■ **AIM OF THE TASK**
Output every record word for word.

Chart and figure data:
- - -

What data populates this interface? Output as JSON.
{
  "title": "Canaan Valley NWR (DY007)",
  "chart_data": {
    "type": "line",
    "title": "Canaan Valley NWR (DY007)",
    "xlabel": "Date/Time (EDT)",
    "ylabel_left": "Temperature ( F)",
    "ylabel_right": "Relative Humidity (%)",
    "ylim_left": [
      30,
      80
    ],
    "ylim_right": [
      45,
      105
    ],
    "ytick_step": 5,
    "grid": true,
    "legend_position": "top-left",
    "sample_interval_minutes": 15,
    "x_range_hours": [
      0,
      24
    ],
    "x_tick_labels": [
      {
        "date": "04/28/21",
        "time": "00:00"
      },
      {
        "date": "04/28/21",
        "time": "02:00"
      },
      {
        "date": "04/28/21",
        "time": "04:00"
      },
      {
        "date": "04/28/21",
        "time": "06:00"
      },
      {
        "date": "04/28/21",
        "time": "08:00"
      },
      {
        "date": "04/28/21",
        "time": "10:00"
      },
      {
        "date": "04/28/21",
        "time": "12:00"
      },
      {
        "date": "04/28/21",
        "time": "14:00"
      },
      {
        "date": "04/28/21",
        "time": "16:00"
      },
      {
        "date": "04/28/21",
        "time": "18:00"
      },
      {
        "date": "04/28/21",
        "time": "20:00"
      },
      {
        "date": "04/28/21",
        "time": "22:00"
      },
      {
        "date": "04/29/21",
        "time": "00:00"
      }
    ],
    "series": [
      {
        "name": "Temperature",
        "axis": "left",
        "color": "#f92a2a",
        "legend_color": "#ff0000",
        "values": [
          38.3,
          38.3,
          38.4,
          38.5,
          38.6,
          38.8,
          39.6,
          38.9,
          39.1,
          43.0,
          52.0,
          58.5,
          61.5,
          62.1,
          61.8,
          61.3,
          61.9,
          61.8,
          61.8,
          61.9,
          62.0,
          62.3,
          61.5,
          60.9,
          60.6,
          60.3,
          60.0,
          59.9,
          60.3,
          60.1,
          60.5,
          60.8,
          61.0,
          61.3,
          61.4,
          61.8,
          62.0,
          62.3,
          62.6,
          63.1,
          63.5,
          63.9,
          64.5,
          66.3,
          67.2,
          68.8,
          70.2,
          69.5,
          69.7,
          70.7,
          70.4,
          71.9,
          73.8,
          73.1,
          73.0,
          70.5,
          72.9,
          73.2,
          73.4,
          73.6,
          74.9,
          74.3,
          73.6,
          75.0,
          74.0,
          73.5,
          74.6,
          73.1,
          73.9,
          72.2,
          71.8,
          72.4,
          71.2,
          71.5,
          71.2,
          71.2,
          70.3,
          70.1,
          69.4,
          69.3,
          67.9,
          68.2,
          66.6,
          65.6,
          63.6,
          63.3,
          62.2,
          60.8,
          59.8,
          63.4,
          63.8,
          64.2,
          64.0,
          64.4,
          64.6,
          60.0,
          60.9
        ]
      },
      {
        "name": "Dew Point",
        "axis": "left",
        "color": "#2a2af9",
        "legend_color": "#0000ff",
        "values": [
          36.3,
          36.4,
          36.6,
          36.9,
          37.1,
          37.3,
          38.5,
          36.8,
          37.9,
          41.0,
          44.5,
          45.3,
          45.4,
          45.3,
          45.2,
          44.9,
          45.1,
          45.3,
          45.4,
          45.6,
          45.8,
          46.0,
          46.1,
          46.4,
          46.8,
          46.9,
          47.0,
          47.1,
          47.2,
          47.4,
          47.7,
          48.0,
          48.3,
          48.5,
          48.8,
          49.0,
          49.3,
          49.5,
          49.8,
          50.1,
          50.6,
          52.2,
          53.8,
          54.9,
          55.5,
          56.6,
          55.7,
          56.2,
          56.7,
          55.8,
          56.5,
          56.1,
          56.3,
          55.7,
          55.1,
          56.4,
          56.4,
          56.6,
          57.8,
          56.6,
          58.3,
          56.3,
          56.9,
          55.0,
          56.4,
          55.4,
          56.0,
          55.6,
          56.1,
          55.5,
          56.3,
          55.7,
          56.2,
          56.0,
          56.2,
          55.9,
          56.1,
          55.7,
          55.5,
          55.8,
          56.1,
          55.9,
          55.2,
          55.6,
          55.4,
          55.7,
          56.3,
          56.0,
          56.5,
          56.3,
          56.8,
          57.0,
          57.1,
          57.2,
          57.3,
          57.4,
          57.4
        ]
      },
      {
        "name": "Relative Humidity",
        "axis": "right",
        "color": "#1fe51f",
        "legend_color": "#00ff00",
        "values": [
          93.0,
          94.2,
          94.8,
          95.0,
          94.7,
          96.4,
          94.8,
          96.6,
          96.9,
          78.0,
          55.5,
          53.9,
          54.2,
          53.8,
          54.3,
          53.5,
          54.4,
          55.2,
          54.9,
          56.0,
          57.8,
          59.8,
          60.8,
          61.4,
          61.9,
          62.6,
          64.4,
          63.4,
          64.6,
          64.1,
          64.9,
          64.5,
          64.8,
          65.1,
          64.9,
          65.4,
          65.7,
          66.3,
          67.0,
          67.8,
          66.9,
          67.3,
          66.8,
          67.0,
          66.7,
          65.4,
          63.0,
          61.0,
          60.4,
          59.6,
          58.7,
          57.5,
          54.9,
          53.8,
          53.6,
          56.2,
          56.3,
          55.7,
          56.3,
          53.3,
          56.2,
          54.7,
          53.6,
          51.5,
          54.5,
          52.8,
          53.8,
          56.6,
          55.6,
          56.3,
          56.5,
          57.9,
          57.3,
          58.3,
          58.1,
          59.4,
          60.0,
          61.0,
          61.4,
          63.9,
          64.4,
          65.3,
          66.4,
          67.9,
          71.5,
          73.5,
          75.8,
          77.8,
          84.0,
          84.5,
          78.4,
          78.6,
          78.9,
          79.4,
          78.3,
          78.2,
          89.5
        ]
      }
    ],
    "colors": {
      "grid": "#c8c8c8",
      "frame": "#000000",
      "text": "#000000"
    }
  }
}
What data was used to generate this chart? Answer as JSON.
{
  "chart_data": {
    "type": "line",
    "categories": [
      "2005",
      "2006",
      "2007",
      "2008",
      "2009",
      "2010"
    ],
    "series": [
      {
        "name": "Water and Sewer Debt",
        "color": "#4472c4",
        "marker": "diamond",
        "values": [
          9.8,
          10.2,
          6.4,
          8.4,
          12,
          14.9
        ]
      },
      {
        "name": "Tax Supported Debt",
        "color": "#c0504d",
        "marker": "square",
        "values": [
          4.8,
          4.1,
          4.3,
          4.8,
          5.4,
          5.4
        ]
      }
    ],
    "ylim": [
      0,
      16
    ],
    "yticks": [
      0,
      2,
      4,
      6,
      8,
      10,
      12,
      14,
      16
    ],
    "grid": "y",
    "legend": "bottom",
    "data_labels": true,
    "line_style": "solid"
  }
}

- - -

■ **WRITTEN ANSWER**
What data populates this interface? Output as JSON.
{
  "title": "Canaan Valley NWR (DY007)",
  "chart_data": {
    "type": "line",
    "title": "Canaan Valley NWR (DY007)",
    "xlabel": "Date/Time (EDT)",
    "ylabel_left": "Temperature ( F)",
    "ylabel_right": "Relative Humidity (%)",
    "ylim_left": [
      30,
      80
    ],
    "ylim_right": [
      45,
      105
    ],
    "ytick_step": 5,
    "grid": true,
    "legend_position": "top-left",
    "sample_interval_minutes": 15,
    "x_range_hours": [
      0,
      24
    ],
    "x_tick_labels": [
      {
        "date": "04/28/21",
        "time": "00:00"
      },
      {
        "date": "04/28/21",
        "time": "02:00"
      },
      {
        "date": "04/28/21",
        "time": "04:00"
      },
      {
        "date": "04/28/21",
        "time": "06:00"
      },
      {
        "date": "04/28/21",
        "time": "08:00"
      },
      {
        "date": "04/28/21",
        "time": "10:00"
      },
      {
        "date": "04/28/21",
        "time": "12:00"
      },
      {
        "date": "04/28/21",
        "time": "14:00"
      },
      {
        "date": "04/28/21",
        "time": "16:00"
      },
      {
        "date": "04/28/21",
        "time": "18:00"
      },
      {
        "date": "04/28/21",
        "time": "20:00"
      },
      {
        "date": "04/28/21",
        "time": "22:00"
      },
      {
        "date": "04/29/21",
        "time": "00:00"
      }
    ],
    "series": [
      {
        "name": "Temperature",
        "axis": "left",
        "color": "#f92a2a",
        "legend_color": "#ff0000",
        "values": [
          38.3,
          38.3,
          38.4,
          38.5,
          38.6,
          38.8,
          39.6,
          38.9,
          39.1,
          43.0,
          52.0,
          58.5,
          61.5,
          62.1,
          61.8,
          61.3,
          61.9,
          61.8,
          61.8,
          61.9,
          62.0,
          62.3,
          61.5,
          60.9,
          60.6,
          60.3,
          60.0,
          59.9,
          60.3,
          60.1,
          60.5,
          60.8,
          61.0,
          61.3,
          61.4,
          61.8,
          62.0,
          62.3,
          62.6,
          63.1,
          63.5,
          63.9,
          64.5,
          66.3,
          67.2,
          68.8,
          70.2,
          69.5,
          69.7,
          70.7,
          70.4,
          71.9,
          73.8,
          73.1,
          73.0,
          70.5,
          72.9,
          73.2,
          73.4,
          73.6,
          74.9,
          74.3,
          73.6,
          75.0,
          74.0,
          73.5,
          74.6,
          73.1,
          73.9,
          72.2,
          71.8,
          72.4,
          71.2,
          71.5,
          71.2,
          71.2,
          70.3,
          70.1,
          69.4,
          69.3,
          67.9,
          68.2,
          66.6,
          65.6,
          63.6,
          63.3,
          62.2,
          60.8,
          59.8,
          63.4,
          63.8,
          64.2,
          64.0,
          64.4,
          64.6,
          60.0,
          60.9
        ]
      },
      {
        "name": "Dew Point",
        "axis": "left",
        "color": "#2a2af9",
        "legend_color": "#0000ff",
        "values": [
          36.3,
          36.4,
          36.6,
          36.9,
          37.1,
          37.3,
          38.5,
          36.8,
          37.9,
          41.0,
          44.5,
          45.3,
          45.4,
          45.3,
          45.2,
          44.9,
          45.1,
          45.3,
          45.4,
          45.6,
          45.8,
          46.0,
          46.1,
          46.4,
          46.8,
          46.9,
          47.0,
          47.1,
          47.2,
          47.4,
          47.7,
          48.0,
          48.3,
          48.5,
          48.8,
          49.0,
          49.3,
          49.5,
          49.8,
          50.1,
          50.6,
          52.2,
          53.8,
          54.9,
          55.5,
          56.6,
          55.7,
          56.2,
          56.7,
          55.8,
          56.5,
          56.1,
          56.3,
          55.7,
          55.1,
          56.4,
          56.4,
          56.6,
          57.8,
          56.6,
          58.3,
          56.3,
          56.9,
          55.0,
          56.4,
          55.4,
          56.0,
          55.6,
          56.1,
          55.5,
          56.3,
          55.7,
          56.2,
          56.0,
          56.2,
          55.9,
          56.1,
          55.7,
          55.5,
          55.8,
          56.1,
          55.9,
          55.2,
          55.6,
          55.4,
          55.7,
          56.3,
          56.0,
          56.5,
          56.3,
          56.8,
          57.0,
          57.1,
          57.2,
          57.3,
          57.4,
          57.4
        ]
      },
      {
        "name": "Relative Humidity",
        "axis": "right",
        "color": "#1fe51f",
        "legend_color": "#00ff00",
        "values": [
          93.0,
          94.2,
          94.8,
          95.0,
          94.7,
          96.4,
          94.8,
          96.6,
          96.9,
          78.0,
          55.5,
          53.9,
          54.2,
          53.8,
          54.3,
          53.5,
          54.4,
          55.2,
          54.9,
          56.0,
          57.8,
          59.8,
          60.8,
          61.4,
          61.9,
          62.6,
          64.4,
          63.4,
          64.6,
          64.1,
          64.9,
          64.5,
          64.8,
          65.1,
          64.9,
          65.4,
          65.7,
          66.3,
          67.0,
          67.8,
          66.9,
          67.3,
          66.8,
          67.0,
          66.7,
          65.4,
          63.0,
          61.0,
          60.4,
          59.6,
          58.7,
          57.5,
          54.9,
          53.8,
          53.6,
          56.2,
          56.3,
          55.7,
          56.3,
          53.3,
          56.2,
          54.7,
          53.6,
          51.5,
          54.5,
          52.8,
          53.8,
          56.6,
          55.6,
          56.3,
          56.5,
          57.9,
          57.3,
          58.3,
          58.1,
          59.4,
          60.0,
          61.0,
          61.4,
          63.9,
          64.4,
          65.3,
          66.4,
          67.9,
          71.5,
          73.5,
          75.8,
          77.8,
          84.0,
          84.5,
          78.4,
          78.6,
          78.9,
          79.4,
          78.3,
          78.2,
          89.5
        ]
      }
    ],
    "colors": {
      "grid": "#c8c8c8",
      "frame": "#000000",
      "text": "#000000"
    }
  }
}
What data was used to generate this chart? Answer as JSON.
{
  "chart_data": {
    "type": "line",
    "categories": [
      "2005",
      "2006",
      "2007",
      "2008",
      "2009",
      "2010"
    ],
    "series": [
      {
        "name": "Water and Sewer Debt",
        "color": "#4472c4",
        "marker": "diamond",
        "values": [
          9.8,
          10.2,
          6.4,
          8.4,
          12,
          14.9
        ]
      },
      {
        "name": "Tax Supported Debt",
        "color": "#c0504d",
        "marker": "square",
        "values": [
          4.8,
          4.1,
          4.3,
          4.8,
          5.4,
          5.4
        ]
      }
    ],
    "ylim": [
      0,
      16
    ],
    "yticks": [
      0,
      2,
      4,
      6,
      8,
      10,
      12,
      14,
      16
    ],
    "grid": "y",
    "legend": "bottom",
    "data_labels": true,
    "line_style": "solid"
  }
}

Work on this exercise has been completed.